(Records from a dataset)
--------------------------------

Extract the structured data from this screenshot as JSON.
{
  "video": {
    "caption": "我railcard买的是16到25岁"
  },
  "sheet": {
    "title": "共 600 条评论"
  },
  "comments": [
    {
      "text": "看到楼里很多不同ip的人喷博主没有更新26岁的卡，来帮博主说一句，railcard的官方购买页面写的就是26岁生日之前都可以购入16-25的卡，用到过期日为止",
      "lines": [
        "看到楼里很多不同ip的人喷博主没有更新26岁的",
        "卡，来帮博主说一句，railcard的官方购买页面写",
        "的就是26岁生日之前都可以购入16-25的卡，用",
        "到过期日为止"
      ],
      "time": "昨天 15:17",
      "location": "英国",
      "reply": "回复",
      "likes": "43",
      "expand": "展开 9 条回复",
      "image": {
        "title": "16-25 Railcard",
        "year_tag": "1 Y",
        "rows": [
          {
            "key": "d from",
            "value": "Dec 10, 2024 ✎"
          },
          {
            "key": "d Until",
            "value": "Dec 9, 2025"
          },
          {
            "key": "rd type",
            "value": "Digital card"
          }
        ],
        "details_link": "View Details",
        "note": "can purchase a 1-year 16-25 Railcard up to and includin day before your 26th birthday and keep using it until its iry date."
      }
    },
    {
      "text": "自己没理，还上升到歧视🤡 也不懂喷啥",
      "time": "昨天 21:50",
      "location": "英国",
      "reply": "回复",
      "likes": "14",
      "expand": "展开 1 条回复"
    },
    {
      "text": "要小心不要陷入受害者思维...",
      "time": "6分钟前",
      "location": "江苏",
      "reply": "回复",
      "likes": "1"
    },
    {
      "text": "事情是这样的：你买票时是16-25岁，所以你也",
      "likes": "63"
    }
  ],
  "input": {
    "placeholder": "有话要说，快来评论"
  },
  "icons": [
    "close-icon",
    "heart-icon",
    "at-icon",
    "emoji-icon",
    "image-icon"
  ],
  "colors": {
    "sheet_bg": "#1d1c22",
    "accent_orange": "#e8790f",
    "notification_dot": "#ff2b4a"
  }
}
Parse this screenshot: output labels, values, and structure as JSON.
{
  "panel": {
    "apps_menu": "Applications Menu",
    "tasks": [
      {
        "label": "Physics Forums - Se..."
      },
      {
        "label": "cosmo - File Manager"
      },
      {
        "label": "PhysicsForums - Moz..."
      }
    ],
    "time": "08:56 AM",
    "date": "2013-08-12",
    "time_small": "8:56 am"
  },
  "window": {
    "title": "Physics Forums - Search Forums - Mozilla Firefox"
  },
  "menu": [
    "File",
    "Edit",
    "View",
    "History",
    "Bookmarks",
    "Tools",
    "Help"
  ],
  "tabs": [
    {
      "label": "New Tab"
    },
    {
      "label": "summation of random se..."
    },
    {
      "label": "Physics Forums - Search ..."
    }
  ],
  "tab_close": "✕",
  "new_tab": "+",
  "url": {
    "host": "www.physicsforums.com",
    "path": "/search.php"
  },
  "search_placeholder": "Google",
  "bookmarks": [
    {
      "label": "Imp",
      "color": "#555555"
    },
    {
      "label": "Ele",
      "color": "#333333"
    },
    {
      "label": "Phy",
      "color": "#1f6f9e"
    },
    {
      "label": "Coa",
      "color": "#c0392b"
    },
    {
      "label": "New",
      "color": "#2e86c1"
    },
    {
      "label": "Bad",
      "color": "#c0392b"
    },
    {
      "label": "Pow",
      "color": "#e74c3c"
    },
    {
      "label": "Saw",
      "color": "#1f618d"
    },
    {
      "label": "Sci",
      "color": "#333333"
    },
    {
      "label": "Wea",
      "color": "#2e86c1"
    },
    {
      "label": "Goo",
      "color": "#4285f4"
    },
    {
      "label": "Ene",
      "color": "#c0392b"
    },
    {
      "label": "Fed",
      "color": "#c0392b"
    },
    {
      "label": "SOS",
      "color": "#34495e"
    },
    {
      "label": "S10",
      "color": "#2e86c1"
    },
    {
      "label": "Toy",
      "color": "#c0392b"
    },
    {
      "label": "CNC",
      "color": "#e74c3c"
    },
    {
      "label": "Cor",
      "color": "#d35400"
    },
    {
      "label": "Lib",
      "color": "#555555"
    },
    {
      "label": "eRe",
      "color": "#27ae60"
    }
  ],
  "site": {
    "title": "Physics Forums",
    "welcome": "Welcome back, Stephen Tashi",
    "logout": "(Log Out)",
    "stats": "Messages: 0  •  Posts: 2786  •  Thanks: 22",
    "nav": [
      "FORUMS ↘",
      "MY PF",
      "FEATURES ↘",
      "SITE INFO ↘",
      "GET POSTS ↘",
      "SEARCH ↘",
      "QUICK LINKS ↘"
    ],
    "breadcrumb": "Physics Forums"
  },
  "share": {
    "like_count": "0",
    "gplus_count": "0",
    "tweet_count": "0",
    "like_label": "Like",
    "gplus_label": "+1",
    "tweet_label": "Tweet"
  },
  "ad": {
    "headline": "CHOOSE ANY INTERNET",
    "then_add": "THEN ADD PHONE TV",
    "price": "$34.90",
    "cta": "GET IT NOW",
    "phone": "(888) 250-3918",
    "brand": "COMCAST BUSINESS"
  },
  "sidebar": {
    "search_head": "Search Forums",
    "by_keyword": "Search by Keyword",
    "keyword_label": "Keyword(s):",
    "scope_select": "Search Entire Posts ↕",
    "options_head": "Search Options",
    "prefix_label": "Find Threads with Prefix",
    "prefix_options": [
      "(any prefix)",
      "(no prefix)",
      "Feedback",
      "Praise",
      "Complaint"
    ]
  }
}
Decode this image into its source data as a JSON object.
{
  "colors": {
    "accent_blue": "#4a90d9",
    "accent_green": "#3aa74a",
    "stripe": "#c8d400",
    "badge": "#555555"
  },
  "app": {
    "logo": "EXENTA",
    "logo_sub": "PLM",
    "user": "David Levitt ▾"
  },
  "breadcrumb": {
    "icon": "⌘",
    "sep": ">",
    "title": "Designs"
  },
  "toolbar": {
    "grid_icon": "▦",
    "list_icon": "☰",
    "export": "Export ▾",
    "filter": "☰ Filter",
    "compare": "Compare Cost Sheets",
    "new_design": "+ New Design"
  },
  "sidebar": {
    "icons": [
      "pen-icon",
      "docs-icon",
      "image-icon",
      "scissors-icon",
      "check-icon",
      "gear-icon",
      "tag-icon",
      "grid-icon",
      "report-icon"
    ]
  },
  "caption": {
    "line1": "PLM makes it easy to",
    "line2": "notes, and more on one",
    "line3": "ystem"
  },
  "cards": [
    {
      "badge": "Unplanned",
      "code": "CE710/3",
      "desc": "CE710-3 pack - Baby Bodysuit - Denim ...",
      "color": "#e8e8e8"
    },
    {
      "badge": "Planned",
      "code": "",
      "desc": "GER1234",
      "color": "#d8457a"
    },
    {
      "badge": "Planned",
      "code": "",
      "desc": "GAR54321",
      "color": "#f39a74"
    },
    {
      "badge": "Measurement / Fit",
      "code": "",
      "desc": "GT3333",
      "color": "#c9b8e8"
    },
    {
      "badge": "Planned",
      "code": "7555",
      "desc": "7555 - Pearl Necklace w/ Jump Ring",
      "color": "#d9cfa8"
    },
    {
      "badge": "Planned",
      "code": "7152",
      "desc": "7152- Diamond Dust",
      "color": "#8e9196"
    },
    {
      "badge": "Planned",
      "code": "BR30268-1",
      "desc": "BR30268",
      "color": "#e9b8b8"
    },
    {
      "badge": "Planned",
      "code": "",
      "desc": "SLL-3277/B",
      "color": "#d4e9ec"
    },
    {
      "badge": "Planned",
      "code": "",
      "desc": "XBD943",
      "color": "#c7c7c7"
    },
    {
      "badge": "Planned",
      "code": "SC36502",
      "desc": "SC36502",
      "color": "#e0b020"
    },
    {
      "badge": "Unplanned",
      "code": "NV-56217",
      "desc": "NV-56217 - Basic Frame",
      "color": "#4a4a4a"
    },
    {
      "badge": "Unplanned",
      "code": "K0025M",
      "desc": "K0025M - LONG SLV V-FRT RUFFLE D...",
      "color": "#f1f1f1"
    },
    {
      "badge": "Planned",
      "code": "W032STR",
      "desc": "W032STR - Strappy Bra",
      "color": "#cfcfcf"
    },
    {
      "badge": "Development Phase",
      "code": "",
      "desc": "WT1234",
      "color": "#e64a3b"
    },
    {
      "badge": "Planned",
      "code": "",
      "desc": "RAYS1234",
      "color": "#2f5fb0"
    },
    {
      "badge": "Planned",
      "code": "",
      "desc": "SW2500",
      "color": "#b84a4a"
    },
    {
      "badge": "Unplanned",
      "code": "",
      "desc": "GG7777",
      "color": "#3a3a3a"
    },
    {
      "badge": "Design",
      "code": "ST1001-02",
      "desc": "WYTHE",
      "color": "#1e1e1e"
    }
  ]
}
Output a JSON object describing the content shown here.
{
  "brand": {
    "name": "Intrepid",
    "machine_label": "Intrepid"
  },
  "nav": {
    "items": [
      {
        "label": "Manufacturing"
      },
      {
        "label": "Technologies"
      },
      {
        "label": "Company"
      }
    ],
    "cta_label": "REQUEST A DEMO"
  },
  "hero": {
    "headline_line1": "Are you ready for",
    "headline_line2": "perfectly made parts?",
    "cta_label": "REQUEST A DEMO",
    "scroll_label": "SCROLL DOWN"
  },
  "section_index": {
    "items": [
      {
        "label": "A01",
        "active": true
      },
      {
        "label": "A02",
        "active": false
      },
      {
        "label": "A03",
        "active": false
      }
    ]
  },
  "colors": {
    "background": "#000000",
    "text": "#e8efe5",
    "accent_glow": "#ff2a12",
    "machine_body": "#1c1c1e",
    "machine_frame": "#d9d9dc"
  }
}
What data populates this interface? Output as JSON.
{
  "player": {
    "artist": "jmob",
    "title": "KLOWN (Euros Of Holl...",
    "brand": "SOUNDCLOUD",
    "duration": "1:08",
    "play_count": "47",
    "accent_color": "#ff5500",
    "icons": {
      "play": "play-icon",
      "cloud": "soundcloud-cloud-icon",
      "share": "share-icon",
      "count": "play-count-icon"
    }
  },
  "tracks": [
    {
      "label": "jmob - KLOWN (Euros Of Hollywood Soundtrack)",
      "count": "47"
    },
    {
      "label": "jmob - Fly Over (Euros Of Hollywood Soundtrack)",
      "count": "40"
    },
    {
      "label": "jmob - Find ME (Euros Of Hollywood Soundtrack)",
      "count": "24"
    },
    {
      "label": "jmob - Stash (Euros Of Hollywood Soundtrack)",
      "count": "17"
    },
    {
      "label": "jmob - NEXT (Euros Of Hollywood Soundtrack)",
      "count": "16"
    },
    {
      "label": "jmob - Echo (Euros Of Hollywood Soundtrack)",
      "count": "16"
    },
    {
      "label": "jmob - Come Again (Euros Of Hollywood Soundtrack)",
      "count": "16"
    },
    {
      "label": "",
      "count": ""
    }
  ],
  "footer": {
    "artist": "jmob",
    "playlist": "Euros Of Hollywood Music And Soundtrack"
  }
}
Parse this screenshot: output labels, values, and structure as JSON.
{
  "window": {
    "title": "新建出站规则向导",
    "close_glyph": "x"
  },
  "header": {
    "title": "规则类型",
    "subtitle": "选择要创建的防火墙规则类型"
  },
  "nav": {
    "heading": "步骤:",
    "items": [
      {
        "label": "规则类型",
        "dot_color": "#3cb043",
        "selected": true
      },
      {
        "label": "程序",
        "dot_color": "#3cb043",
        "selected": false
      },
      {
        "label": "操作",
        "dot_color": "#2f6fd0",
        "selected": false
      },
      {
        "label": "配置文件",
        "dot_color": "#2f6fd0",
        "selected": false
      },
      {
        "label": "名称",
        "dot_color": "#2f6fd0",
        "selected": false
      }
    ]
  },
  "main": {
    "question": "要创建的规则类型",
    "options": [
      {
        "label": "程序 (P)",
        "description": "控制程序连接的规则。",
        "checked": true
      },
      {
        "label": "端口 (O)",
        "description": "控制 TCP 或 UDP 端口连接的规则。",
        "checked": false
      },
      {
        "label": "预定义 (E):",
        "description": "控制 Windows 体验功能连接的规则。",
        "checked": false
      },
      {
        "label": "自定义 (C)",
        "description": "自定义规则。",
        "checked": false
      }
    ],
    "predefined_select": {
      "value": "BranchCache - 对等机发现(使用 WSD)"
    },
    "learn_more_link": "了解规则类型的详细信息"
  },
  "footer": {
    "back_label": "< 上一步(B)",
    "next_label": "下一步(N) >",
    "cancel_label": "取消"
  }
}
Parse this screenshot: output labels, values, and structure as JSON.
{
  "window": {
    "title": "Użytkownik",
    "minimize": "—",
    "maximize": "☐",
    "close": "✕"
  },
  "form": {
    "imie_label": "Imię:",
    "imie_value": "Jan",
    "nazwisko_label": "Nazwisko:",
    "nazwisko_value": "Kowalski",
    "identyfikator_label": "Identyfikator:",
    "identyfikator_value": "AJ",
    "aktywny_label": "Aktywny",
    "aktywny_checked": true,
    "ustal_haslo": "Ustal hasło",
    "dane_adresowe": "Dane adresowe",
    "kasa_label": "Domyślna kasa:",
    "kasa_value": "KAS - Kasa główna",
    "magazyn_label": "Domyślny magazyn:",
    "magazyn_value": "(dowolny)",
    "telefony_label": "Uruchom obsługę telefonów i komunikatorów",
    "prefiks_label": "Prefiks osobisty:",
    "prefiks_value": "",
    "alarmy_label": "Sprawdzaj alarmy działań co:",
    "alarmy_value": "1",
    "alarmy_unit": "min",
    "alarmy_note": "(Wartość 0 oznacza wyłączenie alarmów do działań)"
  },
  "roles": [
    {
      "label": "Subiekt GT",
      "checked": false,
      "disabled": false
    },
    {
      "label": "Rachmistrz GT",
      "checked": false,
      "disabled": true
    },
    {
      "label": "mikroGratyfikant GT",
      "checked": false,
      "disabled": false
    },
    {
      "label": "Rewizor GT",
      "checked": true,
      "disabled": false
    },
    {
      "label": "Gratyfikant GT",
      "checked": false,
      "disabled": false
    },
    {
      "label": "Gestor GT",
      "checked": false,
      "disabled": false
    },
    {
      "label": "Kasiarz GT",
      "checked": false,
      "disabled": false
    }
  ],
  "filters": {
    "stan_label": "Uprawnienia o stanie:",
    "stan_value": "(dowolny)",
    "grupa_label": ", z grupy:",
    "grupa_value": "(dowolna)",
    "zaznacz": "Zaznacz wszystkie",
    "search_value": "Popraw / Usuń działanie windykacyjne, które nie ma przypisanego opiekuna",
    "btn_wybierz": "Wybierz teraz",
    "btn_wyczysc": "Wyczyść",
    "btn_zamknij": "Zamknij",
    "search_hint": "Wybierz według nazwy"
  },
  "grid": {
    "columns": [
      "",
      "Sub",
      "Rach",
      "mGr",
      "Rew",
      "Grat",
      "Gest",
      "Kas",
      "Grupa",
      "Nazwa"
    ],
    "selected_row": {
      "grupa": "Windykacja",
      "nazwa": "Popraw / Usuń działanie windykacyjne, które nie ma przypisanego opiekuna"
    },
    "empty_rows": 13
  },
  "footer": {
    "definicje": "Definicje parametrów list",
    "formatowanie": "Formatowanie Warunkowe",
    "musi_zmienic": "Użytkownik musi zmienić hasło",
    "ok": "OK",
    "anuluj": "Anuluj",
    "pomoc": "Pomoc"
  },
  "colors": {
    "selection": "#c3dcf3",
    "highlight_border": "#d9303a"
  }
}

--------------------------------

What needs to be done: Collect every line with the string "Find" from the records, and copy each.

Worked solution:
    "prefix_label": "Find Threads with Prefix",
      "label": "jmob - Find ME (Euros Of Hollywood Soundtrack)",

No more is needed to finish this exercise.